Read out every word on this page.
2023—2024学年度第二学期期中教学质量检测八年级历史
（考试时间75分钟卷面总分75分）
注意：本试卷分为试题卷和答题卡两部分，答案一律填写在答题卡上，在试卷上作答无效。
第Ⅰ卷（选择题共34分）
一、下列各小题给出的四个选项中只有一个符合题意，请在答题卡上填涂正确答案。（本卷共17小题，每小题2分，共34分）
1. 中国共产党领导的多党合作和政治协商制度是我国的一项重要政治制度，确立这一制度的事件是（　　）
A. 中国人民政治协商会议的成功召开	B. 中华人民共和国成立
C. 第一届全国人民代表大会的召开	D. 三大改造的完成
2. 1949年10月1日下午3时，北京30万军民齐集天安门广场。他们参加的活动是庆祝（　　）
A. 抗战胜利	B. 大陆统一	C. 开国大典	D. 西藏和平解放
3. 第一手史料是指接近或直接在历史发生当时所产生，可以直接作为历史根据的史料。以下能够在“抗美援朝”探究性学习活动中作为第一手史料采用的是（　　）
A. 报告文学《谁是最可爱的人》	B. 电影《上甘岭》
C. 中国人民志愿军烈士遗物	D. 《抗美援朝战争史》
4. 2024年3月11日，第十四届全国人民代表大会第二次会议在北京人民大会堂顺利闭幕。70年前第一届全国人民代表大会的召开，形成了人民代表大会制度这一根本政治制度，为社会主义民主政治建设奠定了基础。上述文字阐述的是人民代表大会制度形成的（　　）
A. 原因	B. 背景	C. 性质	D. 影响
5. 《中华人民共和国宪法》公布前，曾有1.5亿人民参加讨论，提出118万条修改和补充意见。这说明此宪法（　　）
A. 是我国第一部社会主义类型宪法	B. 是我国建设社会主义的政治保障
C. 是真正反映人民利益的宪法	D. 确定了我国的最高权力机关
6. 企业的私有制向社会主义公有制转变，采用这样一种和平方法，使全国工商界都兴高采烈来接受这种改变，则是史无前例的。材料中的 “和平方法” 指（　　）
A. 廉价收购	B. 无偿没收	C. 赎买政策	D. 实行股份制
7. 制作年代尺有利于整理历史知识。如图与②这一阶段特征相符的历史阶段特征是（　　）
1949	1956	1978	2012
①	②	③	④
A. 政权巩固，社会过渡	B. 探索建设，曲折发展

━━━━━━

> REQUIREMENT
Using the data above, print every record exactly as shown.

> PROBLEM SOLUTION
Read out every word on this page.
2023—2024学年度第二学期期中教学质量检测八年级历史
（考试时间75分钟卷面总分75分）
注意：本试卷分为试题卷和答题卡两部分，答案一律填写在答题卡上，在试卷上作答无效。
第Ⅰ卷（选择题共34分）
一、下列各小题给出的四个选项中只有一个符合题意，请在答题卡上填涂正确答案。（本卷共17小题，每小题2分，共34分）
1. 中国共产党领导的多党合作和政治协商制度是我国的一项重要政治制度，确立这一制度的事件是（　　）
A. 中国人民政治协商会议的成功召开	B. 中华人民共和国成立
C. 第一届全国人民代表大会的召开	D. 三大改造的完成
2. 1949年10月1日下午3时，北京30万军民齐集天安门广场。他们参加的活动是庆祝（　　）
A. 抗战胜利	B. 大陆统一	C. 开国大典	D. 西藏和平解放
3. 第一手史料是指接近或直接在历史发生当时所产生，可以直接作为历史根据的史料。以下能够在“抗美援朝”探究性学习活动中作为第一手史料采用的是（　　）
A. 报告文学《谁是最可爱的人》	B. 电影《上甘岭》
C. 中国人民志愿军烈士遗物	D. 《抗美援朝战争史》
4. 2024年3月11日，第十四届全国人民代表大会第二次会议在北京人民大会堂顺利闭幕。70年前第一届全国人民代表大会的召开，形成了人民代表大会制度这一根本政治制度，为社会主义民主政治建设奠定了基础。上述文字阐述的是人民代表大会制度形成的（　　）
A. 原因	B. 背景	C. 性质	D. 影响
5. 《中华人民共和国宪法》公布前，曾有1.5亿人民参加讨论，提出118万条修改和补充意见。这说明此宪法（　　）
A. 是我国第一部社会主义类型宪法	B. 是我国建设社会主义的政治保障
C. 是真正反映人民利益的宪法	D. 确定了我国的最高权力机关
6. 企业的私有制向社会主义公有制转变，采用这样一种和平方法，使全国工商界都兴高采烈来接受这种改变，则是史无前例的。材料中的 “和平方法” 指（　　）
A. 廉价收购	B. 无偿没收	C. 赎买政策	D. 实行股份制
7. 制作年代尺有利于整理历史知识。如图与②这一阶段特征相符的历史阶段特征是（　　）
1949	1956	1978	2012
①	②	③	④
A. 政权巩固，社会过渡	B. 探索建设，曲折发展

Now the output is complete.